_Exercise requirements_
Every line below should be copied exactly; drop the pictures.

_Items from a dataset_
□ □ □ □ □
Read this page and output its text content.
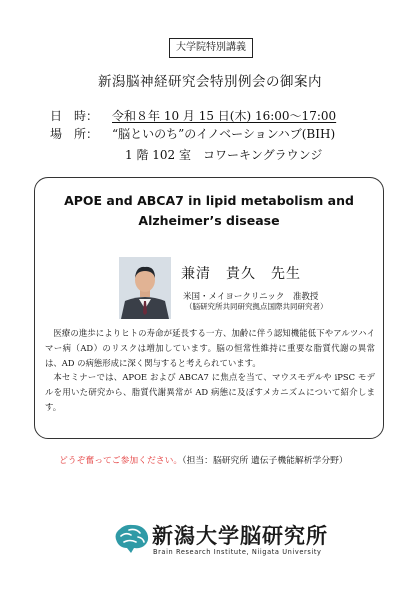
大学院特別講義
新潟脳神経研究会特別例会の御案内
日　時： 令和８年 10 月 15 日(木) 16:00～17:00
場　所： “脳といのち”のイノベーションハブ(BIH)
1 階 102 室　コワーキングラウンジ
APOE and ABCA7 in lipid metabolism and
Alzheimer’s disease
兼清　貴久　先生
米国・メイヨークリニック　准教授
（脳研究所共同研究拠点国際共同研究者）

医療の進歩によりヒトの寿命が延長する一方、加齢に伴う認知機能低下やアルツハイマー病（AD）のリスクは増加しています。脳の恒常性維持に重要な脂質代謝の異常は、AD の病態形成に深く関与すると考えられています。

本セミナーでは、APOE および ABCA7 に焦点を当て、マウスモデルや iPSC モデルを用いた研究から、脂質代謝異常が AD 病態に及ぼすメカニズムについて紹介します。

どうぞ奮ってご参加ください。（担当：脳研究所 遺伝子機能解析学分野）
新潟大学脳研究所
Brain Research Institute, Niigata University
□ □ □ □ □
_Final answer_
Read this page and output its text content.
大学院特別講義
新潟脳神経研究会特別例会の御案内
日　時： 令和８年 10 月 15 日(木) 16:00～17:00
場　所： “脳といのち”のイノベーションハブ(BIH)
1 階 102 室　コワーキングラウンジ
APOE and ABCA7 in lipid metabolism and
Alzheimer’s disease
兼清　貴久　先生
米国・メイヨークリニック　准教授
（脳研究所共同研究拠点国際共同研究者）

医療の進歩によりヒトの寿命が延長する一方、加齢に伴う認知機能低下やアルツハイマー病（AD）のリスクは増加しています。脳の恒常性維持に重要な脂質代謝の異常は、AD の病態形成に深く関与すると考えられています。

本セミナーでは、APOE および ABCA7 に焦点を当て、マウスモデルや iPSC モデルを用いた研究から、脂質代謝異常が AD 病態に及ぼすメカニズムについて紹介します。

どうぞ奮ってご参加ください。（担当：脳研究所 遺伝子機能解析学分野）
新潟大学脳研究所
Brain Research Institute, Niigata University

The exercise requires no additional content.